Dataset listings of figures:
--------------------------------
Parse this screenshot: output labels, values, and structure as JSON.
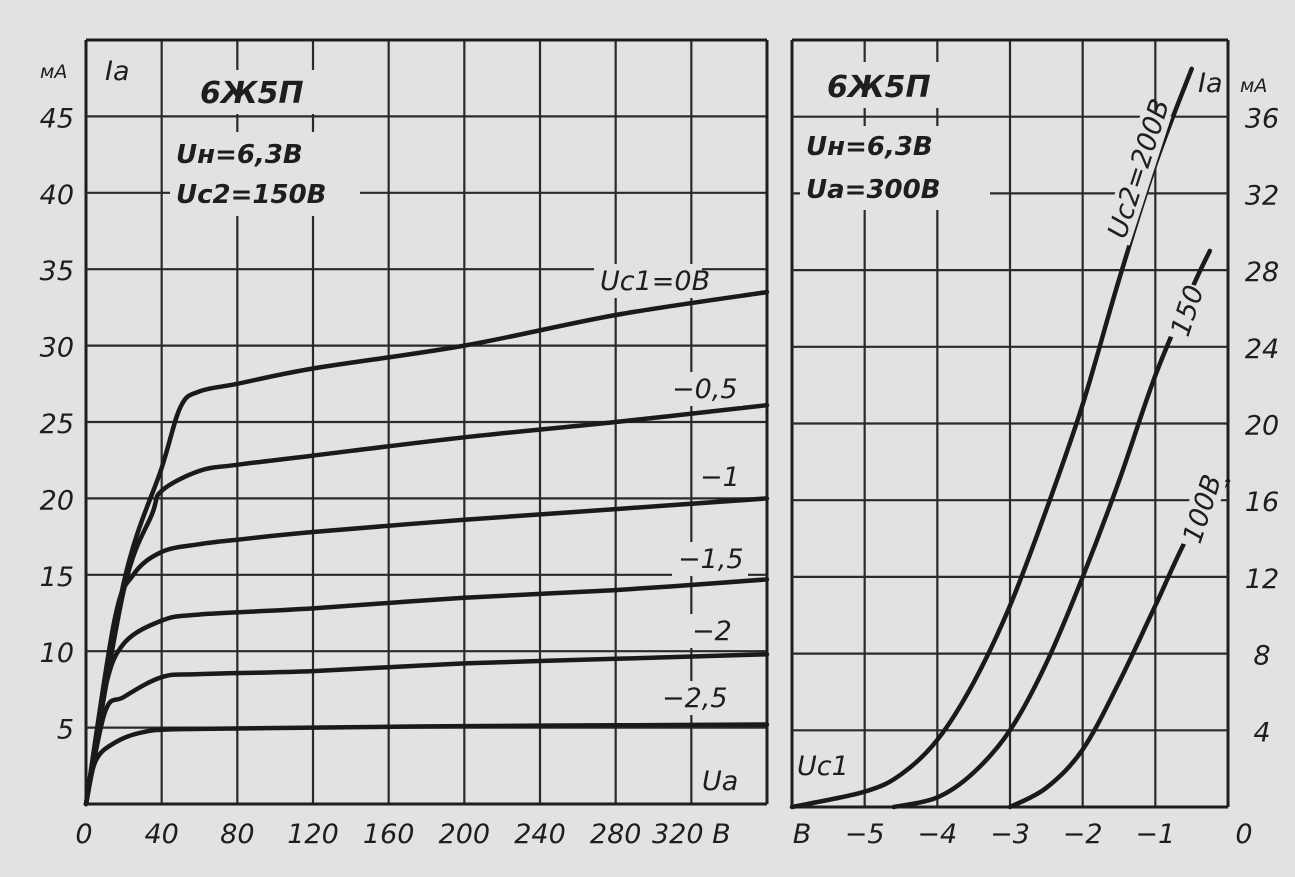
{
  "chart_data": [
    {
      "type": "line",
      "title": "6Ж5П",
      "params": [
        "Uн=6,3В",
        "Uс2=150В"
      ],
      "ylabel": "Iа",
      "yunit": "мА",
      "xlabel": "Uа",
      "xunit": "В",
      "xlim": [
        0,
        360
      ],
      "ylim": [
        0,
        50
      ],
      "xticks": [
        0,
        40,
        80,
        120,
        160,
        200,
        240,
        280,
        320
      ],
      "xtick_labels": [
        "0",
        "40",
        "80",
        "120",
        "160",
        "200",
        "240",
        "280",
        "320 В"
      ],
      "yticks": [
        5,
        10,
        15,
        20,
        25,
        30,
        35,
        40,
        45
      ],
      "ytick_labels": [
        "5",
        "10",
        "15",
        "20",
        "25",
        "30",
        "35",
        "40",
        "45"
      ],
      "grid": true,
      "series": [
        {
          "name": "Uс1=0В",
          "points": [
            [
              0,
              0
            ],
            [
              20,
              14.5
            ],
            [
              40,
              22
            ],
            [
              50,
              26
            ],
            [
              60,
              27
            ],
            [
              80,
              27.5
            ],
            [
              120,
              28.5
            ],
            [
              200,
              30
            ],
            [
              280,
              32
            ],
            [
              360,
              33.5
            ]
          ]
        },
        {
          "name": "−0,5",
          "points": [
            [
              0,
              0
            ],
            [
              20,
              14
            ],
            [
              35,
              19
            ],
            [
              40,
              20.5
            ],
            [
              60,
              21.8
            ],
            [
              80,
              22.2
            ],
            [
              120,
              22.8
            ],
            [
              200,
              24
            ],
            [
              280,
              25
            ],
            [
              360,
              26.1
            ]
          ]
        },
        {
          "name": "−1",
          "points": [
            [
              0,
              0
            ],
            [
              15,
              12
            ],
            [
              25,
              15
            ],
            [
              40,
              16.5
            ],
            [
              60,
              17
            ],
            [
              80,
              17.3
            ],
            [
              120,
              17.8
            ],
            [
              200,
              18.6
            ],
            [
              280,
              19.3
            ],
            [
              360,
              20
            ]
          ]
        },
        {
          "name": "−1,5",
          "points": [
            [
              0,
              0
            ],
            [
              10,
              7.5
            ],
            [
              20,
              10.5
            ],
            [
              40,
              12
            ],
            [
              60,
              12.4
            ],
            [
              120,
              12.8
            ],
            [
              200,
              13.5
            ],
            [
              280,
              14
            ],
            [
              360,
              14.7
            ]
          ]
        },
        {
          "name": "−2",
          "points": [
            [
              0,
              0
            ],
            [
              10,
              6
            ],
            [
              20,
              7
            ],
            [
              40,
              8.3
            ],
            [
              60,
              8.5
            ],
            [
              120,
              8.7
            ],
            [
              200,
              9.2
            ],
            [
              280,
              9.5
            ],
            [
              360,
              9.8
            ]
          ]
        },
        {
          "name": "−2,5",
          "points": [
            [
              0,
              0
            ],
            [
              5,
              2.8
            ],
            [
              15,
              4
            ],
            [
              30,
              4.7
            ],
            [
              50,
              4.9
            ],
            [
              120,
              5
            ],
            [
              200,
              5.1
            ],
            [
              280,
              5.15
            ],
            [
              360,
              5.2
            ]
          ]
        }
      ]
    },
    {
      "type": "line",
      "title": "6Ж5П",
      "params": [
        "Uн=6,3В",
        "Uа=300В"
      ],
      "ylabel": "Iа",
      "yunit": "мА",
      "xlabel": "Uс1",
      "xunit": "В",
      "xlim": [
        -6,
        0
      ],
      "ylim": [
        0,
        40
      ],
      "xticks": [
        -6,
        -5,
        -4,
        -3,
        -2,
        -1,
        0
      ],
      "xtick_labels": [
        "В",
        "−5",
        "−4",
        "−3",
        "−2",
        "−1",
        "0"
      ],
      "yticks": [
        4,
        8,
        12,
        16,
        20,
        24,
        28,
        32,
        36
      ],
      "ytick_labels": [
        "4",
        "8",
        "12",
        "16",
        "20",
        "24",
        "28",
        "32",
        "36"
      ],
      "grid": true,
      "series": [
        {
          "name": "Uс2=200В",
          "points": [
            [
              -6,
              0
            ],
            [
              -5,
              0.8
            ],
            [
              -4.5,
              1.7
            ],
            [
              -4,
              3.5
            ],
            [
              -3.5,
              6.5
            ],
            [
              -3,
              10.5
            ],
            [
              -2.5,
              15.5
            ],
            [
              -2,
              21
            ],
            [
              -1.5,
              27.5
            ],
            [
              -1,
              33.5
            ],
            [
              -0.5,
              38.5
            ]
          ]
        },
        {
          "name": "150",
          "points": [
            [
              -4.6,
              0
            ],
            [
              -4,
              0.5
            ],
            [
              -3.5,
              1.8
            ],
            [
              -3,
              4
            ],
            [
              -2.5,
              7.5
            ],
            [
              -2,
              12
            ],
            [
              -1.5,
              17
            ],
            [
              -1,
              22.5
            ],
            [
              -0.5,
              27
            ],
            [
              -0.25,
              29
            ]
          ]
        },
        {
          "name": "100В",
          "points": [
            [
              -3,
              0
            ],
            [
              -2.5,
              1
            ],
            [
              -2,
              3
            ],
            [
              -1.5,
              6.5
            ],
            [
              -1,
              10.5
            ],
            [
              -0.5,
              14.5
            ],
            [
              0,
              17
            ]
          ]
        }
      ]
    }
  ]
}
--------------------------------
> **WORK INSTRUCTIONS**
Copy every record above exactly as written, but leave out the pictures.

> **TASK RESULT**
Parse this screenshot: output labels, values, and structure as JSON.
{
  "chart_data": [
    {
      "type": "line",
      "title": "6Ж5П",
      "params": [
        "Uн=6,3В",
        "Uс2=150В"
      ],
      "ylabel": "Iа",
      "yunit": "мА",
      "xlabel": "Uа",
      "xunit": "В",
      "xlim": [
        0,
        360
      ],
      "ylim": [
        0,
        50
      ],
      "xticks": [
        0,
        40,
        80,
        120,
        160,
        200,
        240,
        280,
        320
      ],
      "xtick_labels": [
        "0",
        "40",
        "80",
        "120",
        "160",
        "200",
        "240",
        "280",
        "320 В"
      ],
      "yticks": [
        5,
        10,
        15,
        20,
        25,
        30,
        35,
        40,
        45
      ],
      "ytick_labels": [
        "5",
        "10",
        "15",
        "20",
        "25",
        "30",
        "35",
        "40",
        "45"
      ],
      "grid": true,
      "series": [
        {
          "name": "Uс1=0В",
          "points": [
            [
              0,
              0
            ],
            [
              20,
              14.5
            ],
            [
              40,
              22
            ],
            [
              50,
              26
            ],
            [
              60,
              27
            ],
            [
              80,
              27.5
            ],
            [
              120,
              28.5
            ],
            [
              200,
              30
            ],
            [
              280,
              32
            ],
            [
              360,
              33.5
            ]
          ]
        },
        {
          "name": "−0,5",
          "points": [
            [
              0,
              0
            ],
            [
              20,
              14
            ],
            [
              35,
              19
            ],
            [
              40,
              20.5
            ],
            [
              60,
              21.8
            ],
            [
              80,
              22.2
            ],
            [
              120,
              22.8
            ],
            [
              200,
              24
            ],
            [
              280,
              25
            ],
            [
              360,
              26.1
            ]
          ]
        },
        {
          "name": "−1",
          "points": [
            [
              0,
              0
            ],
            [
              15,
              12
            ],
            [
              25,
              15
            ],
            [
              40,
              16.5
            ],
            [
              60,
              17
            ],
            [
              80,
              17.3
            ],
            [
              120,
              17.8
            ],
            [
              200,
              18.6
            ],
            [
              280,
              19.3
            ],
            [
              360,
              20
            ]
          ]
        },
        {
          "name": "−1,5",
          "points": [
            [
              0,
              0
            ],
            [
              10,
              7.5
            ],
            [
              20,
              10.5
            ],
            [
              40,
              12
            ],
            [
              60,
              12.4
            ],
            [
              120,
              12.8
            ],
            [
              200,
              13.5
            ],
            [
              280,
              14
            ],
            [
              360,
              14.7
            ]
          ]
        },
        {
          "name": "−2",
          "points": [
            [
              0,
              0
            ],
            [
              10,
              6
            ],
            [
              20,
              7
            ],
            [
              40,
              8.3
            ],
            [
              60,
              8.5
            ],
            [
              120,
              8.7
            ],
            [
              200,
              9.2
            ],
            [
              280,
              9.5
            ],
            [
              360,
              9.8
            ]
          ]
        },
        {
          "name": "−2,5",
          "points": [
            [
              0,
              0
            ],
            [
              5,
              2.8
            ],
            [
              15,
              4
            ],
            [
              30,
              4.7
            ],
            [
              50,
              4.9
            ],
            [
              120,
              5
            ],
            [
              200,
              5.1
            ],
            [
              280,
              5.15
            ],
            [
              360,
              5.2
            ]
          ]
        }
      ]
    },
    {
      "type": "line",
      "title": "6Ж5П",
      "params": [
        "Uн=6,3В",
        "Uа=300В"
      ],
      "ylabel": "Iа",
      "yunit": "мА",
      "xlabel": "Uс1",
      "xunit": "В",
      "xlim": [
        -6,
        0
      ],
      "ylim": [
        0,
        40
      ],
      "xticks": [
        -6,
        -5,
        -4,
        -3,
        -2,
        -1,
        0
      ],
      "xtick_labels": [
        "В",
        "−5",
        "−4",
        "−3",
        "−2",
        "−1",
        "0"
      ],
      "yticks": [
        4,
        8,
        12,
        16,
        20,
        24,
        28,
        32,
        36
      ],
      "ytick_labels": [
        "4",
        "8",
        "12",
        "16",
        "20",
        "24",
        "28",
        "32",
        "36"
      ],
      "grid": true,
      "series": [
        {
          "name": "Uс2=200В",
          "points": [
            [
              -6,
              0
            ],
            [
              -5,
              0.8
            ],
            [
              -4.5,
              1.7
            ],
            [
              -4,
              3.5
            ],
            [
              -3.5,
              6.5
            ],
            [
              -3,
              10.5
            ],
            [
              -2.5,
              15.5
            ],
            [
              -2,
              21
            ],
            [
              -1.5,
              27.5
            ],
            [
              -1,
              33.5
            ],
            [
              -0.5,
              38.5
            ]
          ]
        },
        {
          "name": "150",
          "points": [
            [
              -4.6,
              0
            ],
            [
              -4,
              0.5
            ],
            [
              -3.5,
              1.8
            ],
            [
              -3,
              4
            ],
            [
              -2.5,
              7.5
            ],
            [
              -2,
              12
            ],
            [
              -1.5,
              17
            ],
            [
              -1,
              22.5
            ],
            [
              -0.5,
              27
            ],
            [
              -0.25,
              29
            ]
          ]
        },
        {
          "name": "100В",
          "points": [
            [
              -3,
              0
            ],
            [
              -2.5,
              1
            ],
            [
              -2,
              3
            ],
            [
              -1.5,
              6.5
            ],
            [
              -1,
              10.5
            ],
            [
              -0.5,
              14.5
            ],
            [
              0,
              17
            ]
          ]
        }
      ]
    }
  ]
}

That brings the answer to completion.